--- begin Passage provided ---

Machine learning is the next frontier in Big Data innovation. And the cloud is the next frontier within that frontier.
Almost five years ago, Google launched its Prediction API cloud-based machine learning service. This past July, Microsoft launched its Azure Machine Learning (Azure ML) service as a preview, and brought it into general availability in February. That service had (and has) surprisingly good integration with code written in the open source R programming language.
These were interesting opening moves, but the plot thickened when Microsoft announced in January its intention to acquire Revolution Analytics, the dominant commercial entity contributing to the open source R project and the developer of a compelling distributed computing version of R (called Revolution R) that integrates especially well with Hadoop.
But this past week, the gloves really came off. On Monday, Microsoft announced it had completed its acquisition of Revolution Analytics. And on Thursday, Amazon announced, at long last, the release of its own cloud machine learning service: Amazon Machine Learning (Amazon ML). Now the three-horse race has begun.
Three of a perfect pair
Which one should you use? They are all good offerings; using any of them will be highly advantageous if you aren't implementing predictive analytics at all yet, and odds are you're not.

--- end Passage provided ---
--- begin Data lines ---

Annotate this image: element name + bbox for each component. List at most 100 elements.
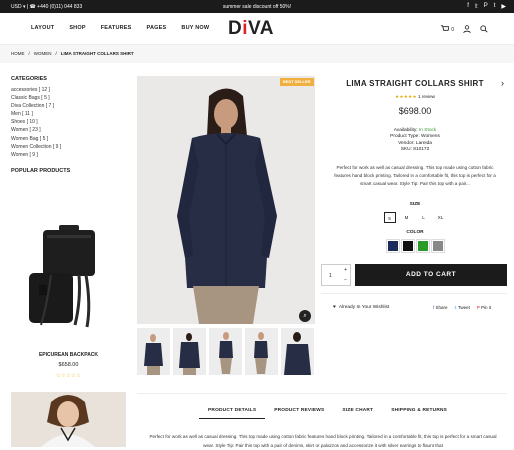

--- end Data lines ---

* Required tasks *
a. Answer these questions using the passage on cloud machine learning services:
(i) In what month did Microsoft bring Azure ML into general availability?
(ii) What is the distributed computing version of R developed by Revolution Analytics called?
(iii) On which day of the week did Amazon announce the release of Amazon ML?
b. Reproduce the passage on cloud machine learning services, starting with "These were interesting" and going on through "well with Hadoop.".

* Results by task *
a.
(i) February
(ii) Revolution R
(iii) Thursday

b.
These were interesting opening moves, but the plot thickened when Microsoft announced in January its intention to acquire Revolution Analytics, the dominant commercial entity contributing to the open source R project and the developer of a compelling distributed computing version of R (called Revolution R) that integrates especially well with Hadoop.